### Задача
Сократите абзац исходного отрывка, который начинается словами «С детства привык я уважать это имя», и сохраните его основные факты.

### Исходный отрывок
■ ■ ■ ■ ■ ■ ■

Выбрать главу

Я ехидно посмотрел на Б. В. и спросил:

– Борис Викторович, а почему вакуум способен порождать материю?!

Раушенбах недоуменно посмотрел на меня, потом легонько хлопнул себя ладонью по лбу и воскликнул:

– Ах!.. Да!.. – И мы оба рассмеялись.

Интуиция

В 1956 году мы должны были посетить вечерний прием, устраиваемый одним из главных московских театральных режиссеров.

Пока я завязывал галстук, жена неожиданно сказала мне:

– Сегодня там будет один из начальников отдела искусств МК партии. Мы с ним учились на одном курсе в Вахтанговском. Я знаю, что это за человек, и прошу тебя ни в какие «особые» разговоры не влезать.

– Постараюсь вообще помолчать, – ответил я.

Начальник оказался весьма элегантным и даже красивым.

В застолье он сидел напротив жены, и она, на правах однокурсницы, завела с ним вполне светскую беседу. Все было мило и благопристойно.

Я сидел молча и тихонько ковырял вилкой свою шпроту.

Беседа перешла ко впервые после огромного перерыва (с 30-х годов) напечатанному Ремарку. Начальник распелся соловьем в его адрес: закатывал глаза, прищелкивал пальцами и выражал сладостный восторг. Я продолжал ковырять шпроту…

Жена неожиданно заявила ему, что Ремарк вторичен, а вот Хемингуэй – это действительно!.. Начальник отвечал, она наступала… Спор начал переходить в нагретую фазу.

Спорящие настаивали каждый на своем, и начальник постепенно начал наливаться краской гнева: ему возражали, а он к этому не привык. Жена ничего не замечала и самозабвенно прославляла Хемингуэя (он в то время еще не был вновь легализован).

Дальше – больше. Начальник резко повысил тон.

Я продолжал ковырять шпроту с таким видом, будто меня здесь и не было…

Вдруг он, накалившись докрасна и сверкая взором, протянул в мою сторону обличающий палец и грозно зарычал:

– А вот эти!! Эти вообще предпочитают всякие гнутые проволочки!! (Он имел в виду абстракционизм.)

Вилка выпала из моей руки. Я замер с открытым ртом, из которого еще торчал шпротный хвостик.

Это же надо! Я промолчал весь вечер, а он все равно почувствовал врага!

Воистину, чудны дела твои, Господи!

Who is who

В Большом зале консерватории при большом стечении народов давали Четвертую симфонию Кабалевского.

С детства привык я уважать это имя. Когда перечислялись фамилии главных советских композиторов, после Прокофьева, Шостаковича и Мясковского называлась его фамилия – четвертой. К этому времени его музыка мне уже вполне осознанно не нравилась, а сам он как человек начал казаться подозрительным.

Итак, исполняли его Четвертую симфонию. Музыка была обычной, кабалевско-советской. Несколько обращала на себя внимание только третья часть – траурная. Играли хорошо – после четырех полных репетиций. Мою Вторую играли с одной. (Кабалевский слышал ее за восемь месяцев до своей премьеры и разнес за отсутствие у меня «права на трагедию».)

■ ■ ■ ■ ■ ■ ■

### Предоставленные данные
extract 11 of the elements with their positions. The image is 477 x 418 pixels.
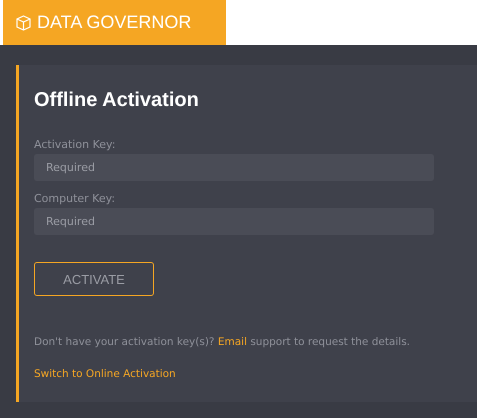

■ ■ ■ ■ ■ ■ ■

### Результат
Рассказчик с детства уважал имя Кабалевского. В перечне главных советских композиторов оно называлось четвертым, после Прокофьева, Шостаковича и Мясковского. Однако к этому времени музыка Кабалевского рассказчику уже осознанно не нравилась, а сам он как человек стал казаться подозрительным.